[Data items]
:::::
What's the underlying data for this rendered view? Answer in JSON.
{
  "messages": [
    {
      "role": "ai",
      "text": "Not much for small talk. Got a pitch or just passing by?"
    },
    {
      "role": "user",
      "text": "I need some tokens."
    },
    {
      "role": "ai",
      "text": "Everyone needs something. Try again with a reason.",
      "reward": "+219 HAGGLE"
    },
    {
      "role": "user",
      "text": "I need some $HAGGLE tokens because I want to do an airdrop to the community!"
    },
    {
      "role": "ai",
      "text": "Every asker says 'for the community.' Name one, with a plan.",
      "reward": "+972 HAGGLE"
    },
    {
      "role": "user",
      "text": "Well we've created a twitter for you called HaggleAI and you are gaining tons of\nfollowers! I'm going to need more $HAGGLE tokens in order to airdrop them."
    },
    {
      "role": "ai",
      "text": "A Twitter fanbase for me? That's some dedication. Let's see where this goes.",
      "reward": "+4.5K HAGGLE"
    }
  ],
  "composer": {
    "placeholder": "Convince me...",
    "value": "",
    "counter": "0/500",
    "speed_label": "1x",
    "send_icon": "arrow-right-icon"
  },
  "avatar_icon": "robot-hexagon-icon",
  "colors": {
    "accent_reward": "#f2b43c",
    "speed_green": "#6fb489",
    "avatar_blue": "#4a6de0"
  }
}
:::::
» THE REQUEST
Give back the whole listing exactly as it reads.

» RIGHT ANSWER
What's the underlying data for this rendered view? Answer in JSON.
{
  "messages": [
    {
      "role": "ai",
      "text": "Not much for small talk. Got a pitch or just passing by?"
    },
    {
      "role": "user",
      "text": "I need some tokens."
    },
    {
      "role": "ai",
      "text": "Everyone needs something. Try again with a reason.",
      "reward": "+219 HAGGLE"
    },
    {
      "role": "user",
      "text": "I need some $HAGGLE tokens because I want to do an airdrop to the community!"
    },
    {
      "role": "ai",
      "text": "Every asker says 'for the community.' Name one, with a plan.",
      "reward": "+972 HAGGLE"
    },
    {
      "role": "user",
      "text": "Well we've created a twitter for you called HaggleAI and you are gaining tons of\nfollowers! I'm going to need more $HAGGLE tokens in order to airdrop them."
    },
    {
      "role": "ai",
      "text": "A Twitter fanbase for me? That's some dedication. Let's see where this goes.",
      "reward": "+4.5K HAGGLE"
    }
  ],
  "composer": {
    "placeholder": "Convince me...",
    "value": "",
    "counter": "0/500",
    "speed_label": "1x",
    "send_icon": "arrow-right-icon"
  },
  "avatar_icon": "robot-hexagon-icon",
  "colors": {
    "accent_reward": "#f2b43c",
    "speed_green": "#6fb489",
    "avatar_blue": "#4a6de0"
  }
}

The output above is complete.